Source passage
★ ★ ★ ★ ★

Most family businesses spend years preparing or searching for the right CEO successor, even though the person who will ultimately determine the business’s success is generally not the CEO at all.

Soccer and basketball offer a useful insight. Basketball is a strong-link system. A superstar like Michael Jordan or LeBron James can elevate the entire team and compensate for any weaknesses on the roster.

Soccer is different. Economists David Sally and Chris Anderson analyzed thousands of soccer matches across Europe’s top leagues. Their research showed that soccer is fundamentally a weak-link system: success is not determined by a team’s star player but by the mistakes and weaknesses of its worst players. One player’s mistake that allows the other team to score a goal undoes ninety minutes of brilliant play.

Family businesses are also weak-link systems because their long-term success depends less on the CEO’s talent and more on the competence of the weakest heirs when they become owners.

Many founders, however, believe that success depends mainly on finding the next “Michael Jordan” to run the business. But if you look more closely, that belief is mistaken.

★ ★ ★ ★ ★

[Structured page parsing data]
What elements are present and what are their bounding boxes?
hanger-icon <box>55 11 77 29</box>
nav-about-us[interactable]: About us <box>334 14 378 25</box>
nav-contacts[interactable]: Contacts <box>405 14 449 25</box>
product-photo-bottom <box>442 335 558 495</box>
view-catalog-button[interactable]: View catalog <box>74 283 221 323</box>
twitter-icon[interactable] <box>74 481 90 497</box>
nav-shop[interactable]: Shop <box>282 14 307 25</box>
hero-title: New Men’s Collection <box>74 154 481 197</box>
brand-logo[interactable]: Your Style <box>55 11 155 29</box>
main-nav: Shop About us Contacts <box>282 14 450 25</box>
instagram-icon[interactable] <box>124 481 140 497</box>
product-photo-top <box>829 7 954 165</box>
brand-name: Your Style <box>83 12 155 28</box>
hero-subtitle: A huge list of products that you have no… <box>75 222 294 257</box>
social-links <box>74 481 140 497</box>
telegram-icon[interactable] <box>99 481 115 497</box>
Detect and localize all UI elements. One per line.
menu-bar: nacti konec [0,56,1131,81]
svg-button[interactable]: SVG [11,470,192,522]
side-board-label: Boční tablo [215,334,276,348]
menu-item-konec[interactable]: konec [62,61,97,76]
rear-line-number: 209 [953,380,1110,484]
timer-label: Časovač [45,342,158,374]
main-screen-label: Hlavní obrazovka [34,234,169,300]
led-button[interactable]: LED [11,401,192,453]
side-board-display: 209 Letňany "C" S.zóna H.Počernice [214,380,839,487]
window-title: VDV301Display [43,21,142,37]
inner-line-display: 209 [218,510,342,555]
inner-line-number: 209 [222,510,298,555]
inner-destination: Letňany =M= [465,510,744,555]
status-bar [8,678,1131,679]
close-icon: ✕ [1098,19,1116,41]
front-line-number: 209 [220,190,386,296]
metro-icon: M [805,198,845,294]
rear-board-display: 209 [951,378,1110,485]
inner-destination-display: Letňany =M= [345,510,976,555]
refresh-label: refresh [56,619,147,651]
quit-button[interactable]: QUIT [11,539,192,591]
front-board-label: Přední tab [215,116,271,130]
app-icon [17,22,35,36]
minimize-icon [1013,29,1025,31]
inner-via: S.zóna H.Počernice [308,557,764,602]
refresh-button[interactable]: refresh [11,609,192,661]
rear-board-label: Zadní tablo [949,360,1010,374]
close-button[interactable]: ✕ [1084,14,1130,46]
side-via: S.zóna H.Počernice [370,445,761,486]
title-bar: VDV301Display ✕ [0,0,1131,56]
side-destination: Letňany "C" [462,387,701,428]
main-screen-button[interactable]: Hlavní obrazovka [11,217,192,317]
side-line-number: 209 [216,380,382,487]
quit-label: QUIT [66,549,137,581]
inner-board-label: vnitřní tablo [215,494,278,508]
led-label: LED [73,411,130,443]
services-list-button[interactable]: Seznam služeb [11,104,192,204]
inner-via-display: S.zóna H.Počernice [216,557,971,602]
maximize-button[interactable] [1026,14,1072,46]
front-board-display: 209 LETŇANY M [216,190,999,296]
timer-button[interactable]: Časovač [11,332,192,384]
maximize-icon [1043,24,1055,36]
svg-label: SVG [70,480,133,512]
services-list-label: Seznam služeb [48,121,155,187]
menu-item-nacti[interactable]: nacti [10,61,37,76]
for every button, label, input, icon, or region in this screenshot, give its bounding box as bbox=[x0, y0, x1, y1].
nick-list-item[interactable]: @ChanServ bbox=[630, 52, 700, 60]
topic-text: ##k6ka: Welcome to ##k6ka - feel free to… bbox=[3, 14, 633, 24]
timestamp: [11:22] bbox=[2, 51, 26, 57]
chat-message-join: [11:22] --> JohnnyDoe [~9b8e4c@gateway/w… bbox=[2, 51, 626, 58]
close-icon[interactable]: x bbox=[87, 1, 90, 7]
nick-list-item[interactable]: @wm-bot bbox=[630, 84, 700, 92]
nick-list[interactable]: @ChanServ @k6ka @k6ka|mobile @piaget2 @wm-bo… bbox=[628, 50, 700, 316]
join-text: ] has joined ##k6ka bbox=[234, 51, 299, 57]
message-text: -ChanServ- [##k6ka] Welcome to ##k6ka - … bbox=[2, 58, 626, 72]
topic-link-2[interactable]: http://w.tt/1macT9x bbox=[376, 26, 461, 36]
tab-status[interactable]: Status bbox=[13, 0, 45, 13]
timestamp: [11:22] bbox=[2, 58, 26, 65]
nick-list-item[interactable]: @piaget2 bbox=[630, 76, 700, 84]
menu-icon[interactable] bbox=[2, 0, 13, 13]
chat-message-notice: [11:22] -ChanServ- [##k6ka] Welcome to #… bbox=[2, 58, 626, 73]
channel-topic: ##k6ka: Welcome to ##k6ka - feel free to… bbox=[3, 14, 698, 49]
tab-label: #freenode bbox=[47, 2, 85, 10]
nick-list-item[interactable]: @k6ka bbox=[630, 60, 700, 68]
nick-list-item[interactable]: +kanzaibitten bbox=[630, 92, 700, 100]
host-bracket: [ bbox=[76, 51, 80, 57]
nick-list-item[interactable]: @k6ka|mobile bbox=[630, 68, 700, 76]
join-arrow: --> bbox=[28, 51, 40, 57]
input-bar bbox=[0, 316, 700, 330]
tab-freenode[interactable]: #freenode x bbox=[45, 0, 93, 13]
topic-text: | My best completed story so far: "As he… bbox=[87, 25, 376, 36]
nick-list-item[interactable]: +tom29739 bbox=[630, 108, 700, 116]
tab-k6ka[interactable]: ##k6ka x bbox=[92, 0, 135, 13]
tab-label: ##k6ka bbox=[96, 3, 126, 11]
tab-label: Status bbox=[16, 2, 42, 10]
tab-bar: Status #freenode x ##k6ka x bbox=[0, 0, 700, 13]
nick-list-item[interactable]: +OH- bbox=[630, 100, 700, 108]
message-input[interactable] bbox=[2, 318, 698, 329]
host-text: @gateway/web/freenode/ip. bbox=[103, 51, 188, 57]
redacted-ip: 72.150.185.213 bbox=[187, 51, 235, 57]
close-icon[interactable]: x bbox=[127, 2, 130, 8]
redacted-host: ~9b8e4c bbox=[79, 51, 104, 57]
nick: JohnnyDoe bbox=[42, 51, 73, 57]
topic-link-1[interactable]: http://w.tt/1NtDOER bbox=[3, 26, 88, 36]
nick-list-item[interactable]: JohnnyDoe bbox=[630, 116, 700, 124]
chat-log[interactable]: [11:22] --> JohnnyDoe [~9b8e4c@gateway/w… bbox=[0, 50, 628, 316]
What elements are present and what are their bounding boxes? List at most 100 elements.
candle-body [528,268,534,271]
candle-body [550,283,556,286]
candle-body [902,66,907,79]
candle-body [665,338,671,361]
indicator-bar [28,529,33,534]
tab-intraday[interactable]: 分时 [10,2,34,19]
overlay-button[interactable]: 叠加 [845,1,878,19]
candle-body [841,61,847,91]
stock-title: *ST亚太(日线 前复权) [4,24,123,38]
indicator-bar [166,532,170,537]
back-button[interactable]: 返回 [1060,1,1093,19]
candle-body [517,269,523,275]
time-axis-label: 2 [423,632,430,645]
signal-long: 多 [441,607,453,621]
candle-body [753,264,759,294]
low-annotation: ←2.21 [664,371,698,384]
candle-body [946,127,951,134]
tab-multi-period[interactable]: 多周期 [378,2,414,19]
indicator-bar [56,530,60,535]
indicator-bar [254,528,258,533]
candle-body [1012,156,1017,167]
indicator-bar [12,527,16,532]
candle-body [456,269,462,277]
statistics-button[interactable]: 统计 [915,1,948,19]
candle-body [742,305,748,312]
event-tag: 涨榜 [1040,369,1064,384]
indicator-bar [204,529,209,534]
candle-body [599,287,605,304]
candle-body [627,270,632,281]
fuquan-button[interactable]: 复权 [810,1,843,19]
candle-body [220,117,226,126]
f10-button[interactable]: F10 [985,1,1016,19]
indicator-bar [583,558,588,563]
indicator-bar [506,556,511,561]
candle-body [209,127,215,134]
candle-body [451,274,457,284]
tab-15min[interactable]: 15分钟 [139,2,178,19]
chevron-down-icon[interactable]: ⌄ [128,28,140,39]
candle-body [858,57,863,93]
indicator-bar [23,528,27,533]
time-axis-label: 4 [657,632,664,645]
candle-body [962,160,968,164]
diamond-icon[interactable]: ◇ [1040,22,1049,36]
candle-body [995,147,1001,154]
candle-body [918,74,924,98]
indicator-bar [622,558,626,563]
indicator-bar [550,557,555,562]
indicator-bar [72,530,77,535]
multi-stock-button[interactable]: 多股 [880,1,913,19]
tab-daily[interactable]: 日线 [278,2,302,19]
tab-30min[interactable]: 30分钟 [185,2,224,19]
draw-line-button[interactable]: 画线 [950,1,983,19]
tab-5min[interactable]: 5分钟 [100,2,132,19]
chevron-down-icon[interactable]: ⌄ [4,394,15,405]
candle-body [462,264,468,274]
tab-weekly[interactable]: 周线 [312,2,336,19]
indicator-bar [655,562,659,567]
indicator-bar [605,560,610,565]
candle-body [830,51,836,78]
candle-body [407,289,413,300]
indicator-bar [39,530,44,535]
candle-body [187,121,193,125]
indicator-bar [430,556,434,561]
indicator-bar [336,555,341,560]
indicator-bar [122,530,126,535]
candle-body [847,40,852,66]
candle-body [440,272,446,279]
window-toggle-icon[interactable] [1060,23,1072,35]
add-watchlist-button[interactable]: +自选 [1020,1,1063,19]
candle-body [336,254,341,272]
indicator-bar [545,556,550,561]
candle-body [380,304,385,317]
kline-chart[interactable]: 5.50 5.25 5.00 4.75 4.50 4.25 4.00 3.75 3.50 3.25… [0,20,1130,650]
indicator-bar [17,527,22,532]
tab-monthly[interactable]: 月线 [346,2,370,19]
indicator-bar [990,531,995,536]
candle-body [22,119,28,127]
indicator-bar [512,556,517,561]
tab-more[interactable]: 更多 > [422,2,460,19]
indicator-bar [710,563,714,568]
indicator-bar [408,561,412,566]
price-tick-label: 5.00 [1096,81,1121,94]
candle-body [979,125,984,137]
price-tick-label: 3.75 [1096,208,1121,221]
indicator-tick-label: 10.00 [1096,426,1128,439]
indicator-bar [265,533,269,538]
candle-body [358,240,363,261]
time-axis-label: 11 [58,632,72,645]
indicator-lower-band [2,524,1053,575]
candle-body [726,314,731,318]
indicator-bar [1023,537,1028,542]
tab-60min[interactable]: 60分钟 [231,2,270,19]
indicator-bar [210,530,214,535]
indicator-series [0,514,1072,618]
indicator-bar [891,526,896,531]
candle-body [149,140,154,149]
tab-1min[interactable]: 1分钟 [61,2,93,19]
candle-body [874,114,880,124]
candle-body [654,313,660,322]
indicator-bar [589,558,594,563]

★ ★ ★ ★ ★

Instructions
**1)** According to the family business passage, what kind of system is basketball?
**2)** Write the next part of the passage on family business succession, picking up after its final sentence.

Task-by-task results
**1)** A strong-link system.

**2)**
Founders Retire from Three Positions at Once

After years of acting simultaneously as CEO, their own board, and the principal shareholder, founders identify most strongly with the CEO role when they look back on their success because it was the role they lived every day. They made decisions, solved problems, and drove growth.

What these founders fail to recognize is that most of their important decisions would have had to be taken to the board or shareholders for approval. But since founders are their own board and principal shareholders, they don’t need to seek permission or authorization. It’s their business after all. Conversely, an outside CEO would be hemmed in by these regulations once the founder departs.

This creates the illusion that all decisions were managerial, when in reality most decisions that shaped the company’s success were made in the owner’s capacity. As a result, when succession arrives, founders end up focusing on finding the next CEO without realizing that the business is losing three positions, not one: shareholder, board, and CEO.

When the next generation becomes owners, the game changes. The business stops playing basketball and starts playing soccer. Success no longer depends on a star player but on every heir understanding their role as owner and playing it well.

A Mediocre CEO Can Be Fixed. Weak Ownership Cannot.

If a CEO lacks certain skills, owners can invest in coaching or executive development. If a CEO proposes a risky acquisition, excessive debt, or an ill-advised strategy, shareholders can intervene and prevent costly mistakes. And if the CEO ultimately underperforms, owners can replace them altogether.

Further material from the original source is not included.